%%
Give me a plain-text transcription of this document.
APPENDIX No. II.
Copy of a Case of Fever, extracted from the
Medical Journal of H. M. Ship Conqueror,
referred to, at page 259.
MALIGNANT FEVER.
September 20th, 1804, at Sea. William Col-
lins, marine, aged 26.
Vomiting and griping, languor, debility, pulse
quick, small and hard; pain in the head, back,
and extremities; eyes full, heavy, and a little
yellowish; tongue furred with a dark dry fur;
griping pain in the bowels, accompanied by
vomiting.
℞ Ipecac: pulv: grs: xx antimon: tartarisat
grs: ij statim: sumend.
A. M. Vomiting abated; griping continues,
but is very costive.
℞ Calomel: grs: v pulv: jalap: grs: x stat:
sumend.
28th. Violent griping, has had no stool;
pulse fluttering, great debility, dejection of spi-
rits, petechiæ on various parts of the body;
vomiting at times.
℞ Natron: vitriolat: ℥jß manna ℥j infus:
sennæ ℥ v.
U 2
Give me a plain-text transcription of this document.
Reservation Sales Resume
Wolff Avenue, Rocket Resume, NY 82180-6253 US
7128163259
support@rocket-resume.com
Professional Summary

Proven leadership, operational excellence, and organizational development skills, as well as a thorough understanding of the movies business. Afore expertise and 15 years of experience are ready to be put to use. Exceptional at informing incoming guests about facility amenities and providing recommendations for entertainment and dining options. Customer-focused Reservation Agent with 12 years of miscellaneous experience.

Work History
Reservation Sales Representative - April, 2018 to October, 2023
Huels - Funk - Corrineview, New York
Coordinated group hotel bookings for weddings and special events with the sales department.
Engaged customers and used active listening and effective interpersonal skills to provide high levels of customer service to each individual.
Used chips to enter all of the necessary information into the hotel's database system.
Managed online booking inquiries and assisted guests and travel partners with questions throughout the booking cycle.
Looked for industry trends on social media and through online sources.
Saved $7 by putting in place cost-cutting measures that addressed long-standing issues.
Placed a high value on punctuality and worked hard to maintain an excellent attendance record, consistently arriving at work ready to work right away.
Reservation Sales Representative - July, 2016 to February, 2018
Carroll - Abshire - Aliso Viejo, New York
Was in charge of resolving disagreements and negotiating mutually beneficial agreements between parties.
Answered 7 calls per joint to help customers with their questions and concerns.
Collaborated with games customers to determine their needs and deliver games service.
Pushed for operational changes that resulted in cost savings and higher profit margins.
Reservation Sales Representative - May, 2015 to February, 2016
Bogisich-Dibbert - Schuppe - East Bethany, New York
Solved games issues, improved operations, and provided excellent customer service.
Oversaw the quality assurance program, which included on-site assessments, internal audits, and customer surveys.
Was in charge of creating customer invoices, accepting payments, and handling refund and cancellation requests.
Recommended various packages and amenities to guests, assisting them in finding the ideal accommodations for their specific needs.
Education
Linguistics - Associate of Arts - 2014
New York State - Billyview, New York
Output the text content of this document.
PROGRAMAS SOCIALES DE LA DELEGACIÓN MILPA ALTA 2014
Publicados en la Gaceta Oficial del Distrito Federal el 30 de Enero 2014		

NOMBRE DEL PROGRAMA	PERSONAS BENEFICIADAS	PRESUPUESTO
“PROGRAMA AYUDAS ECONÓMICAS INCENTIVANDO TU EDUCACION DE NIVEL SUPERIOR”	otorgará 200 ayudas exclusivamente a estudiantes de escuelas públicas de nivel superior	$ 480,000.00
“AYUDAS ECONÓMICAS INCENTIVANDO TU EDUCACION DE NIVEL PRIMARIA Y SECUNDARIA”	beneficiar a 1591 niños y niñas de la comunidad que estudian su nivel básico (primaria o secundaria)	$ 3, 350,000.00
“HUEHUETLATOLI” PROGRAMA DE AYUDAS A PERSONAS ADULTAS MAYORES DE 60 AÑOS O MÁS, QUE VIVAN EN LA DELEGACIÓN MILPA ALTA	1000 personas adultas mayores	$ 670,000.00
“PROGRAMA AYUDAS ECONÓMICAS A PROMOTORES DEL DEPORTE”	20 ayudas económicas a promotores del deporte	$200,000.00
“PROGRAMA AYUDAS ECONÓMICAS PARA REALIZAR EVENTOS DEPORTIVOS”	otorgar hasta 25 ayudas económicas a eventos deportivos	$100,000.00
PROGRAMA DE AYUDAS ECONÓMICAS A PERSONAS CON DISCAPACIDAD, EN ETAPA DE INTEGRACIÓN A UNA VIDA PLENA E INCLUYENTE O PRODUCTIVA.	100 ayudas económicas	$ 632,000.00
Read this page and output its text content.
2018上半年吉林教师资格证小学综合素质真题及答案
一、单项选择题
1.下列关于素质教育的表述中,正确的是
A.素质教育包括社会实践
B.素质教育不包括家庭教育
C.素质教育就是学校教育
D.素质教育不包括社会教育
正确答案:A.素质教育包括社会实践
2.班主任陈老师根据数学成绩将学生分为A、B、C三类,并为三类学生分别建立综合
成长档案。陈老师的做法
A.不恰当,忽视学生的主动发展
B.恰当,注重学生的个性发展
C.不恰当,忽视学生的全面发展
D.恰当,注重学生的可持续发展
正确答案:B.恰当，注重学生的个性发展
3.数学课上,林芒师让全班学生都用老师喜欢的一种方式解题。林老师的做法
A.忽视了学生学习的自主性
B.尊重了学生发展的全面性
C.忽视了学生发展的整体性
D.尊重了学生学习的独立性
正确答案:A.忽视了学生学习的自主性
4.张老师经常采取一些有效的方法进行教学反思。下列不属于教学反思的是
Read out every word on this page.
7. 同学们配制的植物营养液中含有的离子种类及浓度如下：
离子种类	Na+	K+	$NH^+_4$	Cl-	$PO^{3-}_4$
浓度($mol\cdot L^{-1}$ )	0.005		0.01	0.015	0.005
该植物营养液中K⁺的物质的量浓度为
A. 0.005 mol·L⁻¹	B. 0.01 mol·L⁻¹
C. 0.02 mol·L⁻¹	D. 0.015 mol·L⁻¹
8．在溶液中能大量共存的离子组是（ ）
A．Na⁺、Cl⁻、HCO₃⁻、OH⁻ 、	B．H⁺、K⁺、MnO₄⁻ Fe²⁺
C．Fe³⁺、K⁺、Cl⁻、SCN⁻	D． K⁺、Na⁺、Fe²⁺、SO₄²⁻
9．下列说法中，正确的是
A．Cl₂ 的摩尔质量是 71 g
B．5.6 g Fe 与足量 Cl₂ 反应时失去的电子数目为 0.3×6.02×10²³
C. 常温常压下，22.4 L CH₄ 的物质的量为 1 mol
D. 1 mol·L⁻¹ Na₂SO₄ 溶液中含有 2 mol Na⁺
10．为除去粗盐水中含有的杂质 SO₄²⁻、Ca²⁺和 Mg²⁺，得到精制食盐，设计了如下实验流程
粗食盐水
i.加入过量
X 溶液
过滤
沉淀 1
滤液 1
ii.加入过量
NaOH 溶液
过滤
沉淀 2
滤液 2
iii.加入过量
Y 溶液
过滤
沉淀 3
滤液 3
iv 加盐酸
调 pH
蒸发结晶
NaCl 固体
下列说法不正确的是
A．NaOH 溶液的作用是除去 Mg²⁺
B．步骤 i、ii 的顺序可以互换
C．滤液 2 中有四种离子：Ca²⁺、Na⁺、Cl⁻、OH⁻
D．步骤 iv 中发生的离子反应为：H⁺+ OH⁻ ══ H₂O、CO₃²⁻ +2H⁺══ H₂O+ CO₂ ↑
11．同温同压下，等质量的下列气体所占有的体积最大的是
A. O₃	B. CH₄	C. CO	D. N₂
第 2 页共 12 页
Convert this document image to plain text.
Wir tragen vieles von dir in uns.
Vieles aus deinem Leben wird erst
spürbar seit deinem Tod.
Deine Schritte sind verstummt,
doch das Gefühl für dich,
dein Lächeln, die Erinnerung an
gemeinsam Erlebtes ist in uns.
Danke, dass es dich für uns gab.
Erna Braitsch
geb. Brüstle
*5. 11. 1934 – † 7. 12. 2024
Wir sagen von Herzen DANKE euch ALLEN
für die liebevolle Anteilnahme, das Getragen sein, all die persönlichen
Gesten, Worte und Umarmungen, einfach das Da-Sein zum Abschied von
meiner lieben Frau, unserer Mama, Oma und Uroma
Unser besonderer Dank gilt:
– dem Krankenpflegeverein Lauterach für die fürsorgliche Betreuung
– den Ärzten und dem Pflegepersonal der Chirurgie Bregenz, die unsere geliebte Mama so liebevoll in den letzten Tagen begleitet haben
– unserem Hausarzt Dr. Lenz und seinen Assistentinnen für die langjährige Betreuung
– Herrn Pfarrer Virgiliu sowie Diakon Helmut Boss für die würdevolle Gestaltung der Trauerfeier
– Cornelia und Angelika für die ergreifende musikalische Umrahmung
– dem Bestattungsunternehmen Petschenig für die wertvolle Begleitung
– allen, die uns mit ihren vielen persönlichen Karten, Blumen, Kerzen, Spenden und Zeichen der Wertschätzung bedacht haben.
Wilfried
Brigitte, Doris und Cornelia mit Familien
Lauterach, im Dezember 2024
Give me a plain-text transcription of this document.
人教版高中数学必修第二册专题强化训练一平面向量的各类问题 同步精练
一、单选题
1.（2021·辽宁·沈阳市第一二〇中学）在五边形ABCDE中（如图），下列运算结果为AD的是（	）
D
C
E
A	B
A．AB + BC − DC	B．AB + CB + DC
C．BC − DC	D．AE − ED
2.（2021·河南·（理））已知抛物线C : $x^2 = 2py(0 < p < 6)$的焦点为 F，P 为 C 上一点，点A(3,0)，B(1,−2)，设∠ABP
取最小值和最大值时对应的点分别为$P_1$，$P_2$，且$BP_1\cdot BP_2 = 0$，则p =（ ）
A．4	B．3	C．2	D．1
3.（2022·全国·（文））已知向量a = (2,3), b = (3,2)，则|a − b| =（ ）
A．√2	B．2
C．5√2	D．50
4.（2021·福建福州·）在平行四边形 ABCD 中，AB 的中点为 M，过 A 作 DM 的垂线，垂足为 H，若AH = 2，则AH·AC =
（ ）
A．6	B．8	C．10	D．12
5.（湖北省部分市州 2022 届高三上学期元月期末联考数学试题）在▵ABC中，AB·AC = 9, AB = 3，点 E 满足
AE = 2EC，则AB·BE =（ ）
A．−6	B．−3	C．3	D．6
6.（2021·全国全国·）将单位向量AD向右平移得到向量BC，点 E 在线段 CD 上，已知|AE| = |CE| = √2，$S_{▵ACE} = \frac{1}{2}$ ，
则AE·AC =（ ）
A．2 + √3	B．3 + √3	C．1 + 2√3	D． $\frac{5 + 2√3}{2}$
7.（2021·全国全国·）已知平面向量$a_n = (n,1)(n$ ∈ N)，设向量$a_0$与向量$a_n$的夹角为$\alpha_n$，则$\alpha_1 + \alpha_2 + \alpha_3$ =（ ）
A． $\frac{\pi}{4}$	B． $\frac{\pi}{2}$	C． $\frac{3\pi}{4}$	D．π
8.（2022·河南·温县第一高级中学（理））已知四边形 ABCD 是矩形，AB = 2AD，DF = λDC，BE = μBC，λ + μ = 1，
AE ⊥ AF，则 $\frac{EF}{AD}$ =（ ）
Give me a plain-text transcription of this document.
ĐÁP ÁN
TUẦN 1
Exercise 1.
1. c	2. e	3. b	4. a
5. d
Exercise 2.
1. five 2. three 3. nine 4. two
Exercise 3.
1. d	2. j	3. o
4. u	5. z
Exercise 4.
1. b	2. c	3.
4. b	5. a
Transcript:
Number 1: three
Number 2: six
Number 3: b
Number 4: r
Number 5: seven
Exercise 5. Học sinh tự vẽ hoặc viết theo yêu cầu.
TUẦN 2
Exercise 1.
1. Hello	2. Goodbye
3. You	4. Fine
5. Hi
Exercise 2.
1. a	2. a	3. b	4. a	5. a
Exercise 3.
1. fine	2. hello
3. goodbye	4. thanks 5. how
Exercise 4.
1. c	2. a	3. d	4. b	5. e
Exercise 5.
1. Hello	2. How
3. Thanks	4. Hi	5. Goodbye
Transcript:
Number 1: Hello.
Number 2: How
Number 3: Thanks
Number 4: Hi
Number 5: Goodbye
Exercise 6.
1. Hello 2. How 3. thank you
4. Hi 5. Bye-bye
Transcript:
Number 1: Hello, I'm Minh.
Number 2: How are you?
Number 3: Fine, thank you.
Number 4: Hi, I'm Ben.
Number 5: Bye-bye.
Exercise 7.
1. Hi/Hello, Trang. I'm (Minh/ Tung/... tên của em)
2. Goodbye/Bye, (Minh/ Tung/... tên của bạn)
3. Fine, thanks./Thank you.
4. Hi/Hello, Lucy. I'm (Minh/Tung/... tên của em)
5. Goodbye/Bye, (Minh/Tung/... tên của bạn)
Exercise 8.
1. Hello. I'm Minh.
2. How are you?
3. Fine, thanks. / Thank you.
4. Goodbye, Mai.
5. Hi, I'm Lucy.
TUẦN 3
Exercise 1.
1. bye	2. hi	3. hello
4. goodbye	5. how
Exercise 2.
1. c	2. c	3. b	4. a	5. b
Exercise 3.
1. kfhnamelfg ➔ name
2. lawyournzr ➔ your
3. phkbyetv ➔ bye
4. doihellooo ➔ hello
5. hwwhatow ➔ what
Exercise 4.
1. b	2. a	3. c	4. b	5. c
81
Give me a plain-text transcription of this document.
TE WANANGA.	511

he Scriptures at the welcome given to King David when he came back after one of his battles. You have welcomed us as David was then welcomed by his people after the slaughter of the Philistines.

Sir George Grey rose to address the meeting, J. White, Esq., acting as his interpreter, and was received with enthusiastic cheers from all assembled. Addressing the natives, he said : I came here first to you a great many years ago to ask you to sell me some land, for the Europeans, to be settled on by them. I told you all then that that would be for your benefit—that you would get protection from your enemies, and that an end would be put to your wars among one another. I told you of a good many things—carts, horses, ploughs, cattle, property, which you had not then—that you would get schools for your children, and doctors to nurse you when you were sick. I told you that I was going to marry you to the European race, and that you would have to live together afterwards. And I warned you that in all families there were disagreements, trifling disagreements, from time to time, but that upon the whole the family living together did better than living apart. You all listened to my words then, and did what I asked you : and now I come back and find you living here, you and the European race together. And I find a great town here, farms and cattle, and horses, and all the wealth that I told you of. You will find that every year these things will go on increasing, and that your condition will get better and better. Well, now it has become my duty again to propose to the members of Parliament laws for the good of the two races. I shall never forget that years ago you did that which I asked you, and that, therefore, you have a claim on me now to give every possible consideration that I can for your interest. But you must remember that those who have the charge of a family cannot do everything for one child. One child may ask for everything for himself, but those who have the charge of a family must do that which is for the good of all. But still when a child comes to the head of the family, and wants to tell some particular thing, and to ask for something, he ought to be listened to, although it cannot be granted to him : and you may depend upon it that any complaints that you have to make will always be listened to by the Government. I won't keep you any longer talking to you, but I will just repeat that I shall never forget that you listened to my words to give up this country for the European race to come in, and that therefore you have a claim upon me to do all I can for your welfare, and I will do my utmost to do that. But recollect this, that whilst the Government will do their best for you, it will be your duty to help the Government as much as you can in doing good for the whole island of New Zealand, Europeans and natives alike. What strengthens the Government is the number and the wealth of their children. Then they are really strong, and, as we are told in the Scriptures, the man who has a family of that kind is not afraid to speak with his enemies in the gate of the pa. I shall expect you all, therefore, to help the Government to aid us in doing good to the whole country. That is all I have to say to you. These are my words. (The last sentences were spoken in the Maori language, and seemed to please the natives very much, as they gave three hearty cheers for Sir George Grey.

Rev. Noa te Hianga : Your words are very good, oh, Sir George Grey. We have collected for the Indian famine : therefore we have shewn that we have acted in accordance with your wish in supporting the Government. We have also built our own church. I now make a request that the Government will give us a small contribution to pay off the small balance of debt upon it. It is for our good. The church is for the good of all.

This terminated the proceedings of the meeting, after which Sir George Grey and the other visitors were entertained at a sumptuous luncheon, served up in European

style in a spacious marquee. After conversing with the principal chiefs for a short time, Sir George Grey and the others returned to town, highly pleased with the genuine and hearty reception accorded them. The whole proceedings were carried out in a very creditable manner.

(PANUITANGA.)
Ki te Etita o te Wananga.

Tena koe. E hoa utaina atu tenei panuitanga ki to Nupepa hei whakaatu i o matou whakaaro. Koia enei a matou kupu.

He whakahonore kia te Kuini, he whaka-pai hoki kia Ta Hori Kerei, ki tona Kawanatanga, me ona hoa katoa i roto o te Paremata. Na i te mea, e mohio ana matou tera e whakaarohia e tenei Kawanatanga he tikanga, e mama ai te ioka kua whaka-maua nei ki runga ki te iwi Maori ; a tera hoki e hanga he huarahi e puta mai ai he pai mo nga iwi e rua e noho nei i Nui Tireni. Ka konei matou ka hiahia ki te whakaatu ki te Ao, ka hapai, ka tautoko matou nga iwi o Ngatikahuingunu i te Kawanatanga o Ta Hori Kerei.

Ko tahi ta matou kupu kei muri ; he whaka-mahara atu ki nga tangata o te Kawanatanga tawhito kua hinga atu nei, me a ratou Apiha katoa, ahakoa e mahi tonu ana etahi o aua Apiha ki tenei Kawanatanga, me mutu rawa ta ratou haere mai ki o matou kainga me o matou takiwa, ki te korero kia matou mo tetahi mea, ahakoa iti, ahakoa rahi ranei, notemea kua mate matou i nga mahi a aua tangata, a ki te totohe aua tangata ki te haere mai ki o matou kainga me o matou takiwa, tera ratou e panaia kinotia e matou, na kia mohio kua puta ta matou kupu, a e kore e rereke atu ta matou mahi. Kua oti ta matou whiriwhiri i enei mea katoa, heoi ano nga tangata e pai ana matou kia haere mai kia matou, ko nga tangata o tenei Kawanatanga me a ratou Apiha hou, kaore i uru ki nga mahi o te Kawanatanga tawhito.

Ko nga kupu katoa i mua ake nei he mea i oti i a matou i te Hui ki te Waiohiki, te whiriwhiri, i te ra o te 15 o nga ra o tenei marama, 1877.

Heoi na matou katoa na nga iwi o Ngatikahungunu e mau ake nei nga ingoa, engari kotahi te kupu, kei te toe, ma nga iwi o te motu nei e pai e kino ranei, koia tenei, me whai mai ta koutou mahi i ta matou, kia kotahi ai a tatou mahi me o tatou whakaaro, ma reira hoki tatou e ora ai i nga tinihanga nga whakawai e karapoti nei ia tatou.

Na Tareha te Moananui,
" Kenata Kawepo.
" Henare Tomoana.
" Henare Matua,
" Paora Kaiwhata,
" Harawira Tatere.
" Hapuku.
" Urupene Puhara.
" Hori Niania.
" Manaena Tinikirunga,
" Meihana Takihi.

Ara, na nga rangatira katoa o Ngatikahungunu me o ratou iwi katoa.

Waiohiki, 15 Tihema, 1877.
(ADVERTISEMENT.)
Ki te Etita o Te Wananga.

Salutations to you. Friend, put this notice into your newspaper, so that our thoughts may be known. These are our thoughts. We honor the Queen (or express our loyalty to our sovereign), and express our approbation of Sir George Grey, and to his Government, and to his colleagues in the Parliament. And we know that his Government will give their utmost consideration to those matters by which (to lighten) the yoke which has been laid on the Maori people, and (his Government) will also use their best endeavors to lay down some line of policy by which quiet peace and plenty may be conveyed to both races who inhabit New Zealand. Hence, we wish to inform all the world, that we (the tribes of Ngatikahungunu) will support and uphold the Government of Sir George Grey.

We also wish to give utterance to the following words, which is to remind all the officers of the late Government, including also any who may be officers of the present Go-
%%
Problem description:
Go over the records above and tally the lines with the word "content" in them. Give the number alone.

Task response:
2